Task goal: Would you restate all the data that follows, word for word?

[Dataset excerpts]

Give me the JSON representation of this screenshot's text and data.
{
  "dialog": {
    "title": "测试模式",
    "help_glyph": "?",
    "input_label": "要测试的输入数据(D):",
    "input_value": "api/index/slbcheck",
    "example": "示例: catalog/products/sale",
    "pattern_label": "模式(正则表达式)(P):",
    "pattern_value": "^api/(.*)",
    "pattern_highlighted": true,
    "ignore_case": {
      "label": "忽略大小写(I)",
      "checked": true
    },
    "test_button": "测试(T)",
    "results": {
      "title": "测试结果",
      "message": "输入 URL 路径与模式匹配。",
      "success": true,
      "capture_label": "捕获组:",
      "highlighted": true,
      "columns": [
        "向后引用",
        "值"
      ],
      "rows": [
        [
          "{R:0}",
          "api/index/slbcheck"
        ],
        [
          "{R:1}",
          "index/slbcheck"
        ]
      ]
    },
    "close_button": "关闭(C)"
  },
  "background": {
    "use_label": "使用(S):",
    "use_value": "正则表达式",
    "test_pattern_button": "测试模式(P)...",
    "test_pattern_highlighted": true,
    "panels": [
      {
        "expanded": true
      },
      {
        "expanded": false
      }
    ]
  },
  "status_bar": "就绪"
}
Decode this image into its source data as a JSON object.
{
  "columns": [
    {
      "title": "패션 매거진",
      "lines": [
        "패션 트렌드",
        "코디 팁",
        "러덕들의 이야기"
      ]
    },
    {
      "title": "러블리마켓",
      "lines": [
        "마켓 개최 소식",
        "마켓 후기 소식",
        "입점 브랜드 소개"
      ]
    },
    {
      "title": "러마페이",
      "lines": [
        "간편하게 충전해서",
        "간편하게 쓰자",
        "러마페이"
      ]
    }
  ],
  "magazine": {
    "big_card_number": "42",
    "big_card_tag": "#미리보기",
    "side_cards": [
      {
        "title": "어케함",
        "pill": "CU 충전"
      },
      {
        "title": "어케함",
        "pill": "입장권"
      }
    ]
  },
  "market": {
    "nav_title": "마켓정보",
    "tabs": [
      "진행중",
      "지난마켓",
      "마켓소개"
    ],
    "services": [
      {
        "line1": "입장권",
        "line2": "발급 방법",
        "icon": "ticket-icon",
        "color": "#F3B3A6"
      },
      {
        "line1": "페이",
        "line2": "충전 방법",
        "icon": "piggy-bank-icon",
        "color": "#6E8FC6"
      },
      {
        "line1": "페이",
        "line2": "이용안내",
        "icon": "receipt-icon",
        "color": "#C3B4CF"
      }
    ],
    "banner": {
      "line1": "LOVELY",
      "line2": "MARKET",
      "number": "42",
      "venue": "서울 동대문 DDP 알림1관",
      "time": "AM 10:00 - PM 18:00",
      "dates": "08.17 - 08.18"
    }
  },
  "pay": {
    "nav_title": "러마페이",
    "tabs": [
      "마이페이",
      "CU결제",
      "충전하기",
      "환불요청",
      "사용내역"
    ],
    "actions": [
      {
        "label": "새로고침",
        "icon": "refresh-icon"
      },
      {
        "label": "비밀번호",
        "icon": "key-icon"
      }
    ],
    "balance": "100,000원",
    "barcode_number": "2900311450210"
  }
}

Complete output:
Give me the JSON representation of this screenshot's text and data.
{
  "dialog": {
    "title": "测试模式",
    "help_glyph": "?",
    "input_label": "要测试的输入数据(D):",
    "input_value": "api/index/slbcheck",
    "example": "示例: catalog/products/sale",
    "pattern_label": "模式(正则表达式)(P):",
    "pattern_value": "^api/(.*)",
    "pattern_highlighted": true,
    "ignore_case": {
      "label": "忽略大小写(I)",
      "checked": true
    },
    "test_button": "测试(T)",
    "results": {
      "title": "测试结果",
      "message": "输入 URL 路径与模式匹配。",
      "success": true,
      "capture_label": "捕获组:",
      "highlighted": true,
      "columns": [
        "向后引用",
        "值"
      ],
      "rows": [
        [
          "{R:0}",
          "api/index/slbcheck"
        ],
        [
          "{R:1}",
          "index/slbcheck"
        ]
      ]
    },
    "close_button": "关闭(C)"
  },
  "background": {
    "use_label": "使用(S):",
    "use_value": "正则表达式",
    "test_pattern_button": "测试模式(P)...",
    "test_pattern_highlighted": true,
    "panels": [
      {
        "expanded": true
      },
      {
        "expanded": false
      }
    ]
  },
  "status_bar": "就绪"
}
Decode this image into its source data as a JSON object.
{
  "columns": [
    {
      "title": "패션 매거진",
      "lines": [
        "패션 트렌드",
        "코디 팁",
        "러덕들의 이야기"
      ]
    },
    {
      "title": "러블리마켓",
      "lines": [
        "마켓 개최 소식",
        "마켓 후기 소식",
        "입점 브랜드 소개"
      ]
    },
    {
      "title": "러마페이",
      "lines": [
        "간편하게 충전해서",
        "간편하게 쓰자",
        "러마페이"
      ]
    }
  ],
  "magazine": {
    "big_card_number": "42",
    "big_card_tag": "#미리보기",
    "side_cards": [
      {
        "title": "어케함",
        "pill": "CU 충전"
      },
      {
        "title": "어케함",
        "pill": "입장권"
      }
    ]
  },
  "market": {
    "nav_title": "마켓정보",
    "tabs": [
      "진행중",
      "지난마켓",
      "마켓소개"
    ],
    "services": [
      {
        "line1": "입장권",
        "line2": "발급 방법",
        "icon": "ticket-icon",
        "color": "#F3B3A6"
      },
      {
        "line1": "페이",
        "line2": "충전 방법",
        "icon": "piggy-bank-icon",
        "color": "#6E8FC6"
      },
      {
        "line1": "페이",
        "line2": "이용안내",
        "icon": "receipt-icon",
        "color": "#C3B4CF"
      }
    ],
    "banner": {
      "line1": "LOVELY",
      "line2": "MARKET",
      "number": "42",
      "venue": "서울 동대문 DDP 알림1관",
      "time": "AM 10:00 - PM 18:00",
      "dates": "08.17 - 08.18"
    }
  },
  "pay": {
    "nav_title": "러마페이",
    "tabs": [
      "마이페이",
      "CU결제",
      "충전하기",
      "환불요청",
      "사용내역"
    ],
    "actions": [
      {
        "label": "새로고침",
        "icon": "refresh-icon"
      },
      {
        "label": "비밀번호",
        "icon": "key-icon"
      }
    ],
    "balance": "100,000원",
    "barcode_number": "2900311450210"
  }
}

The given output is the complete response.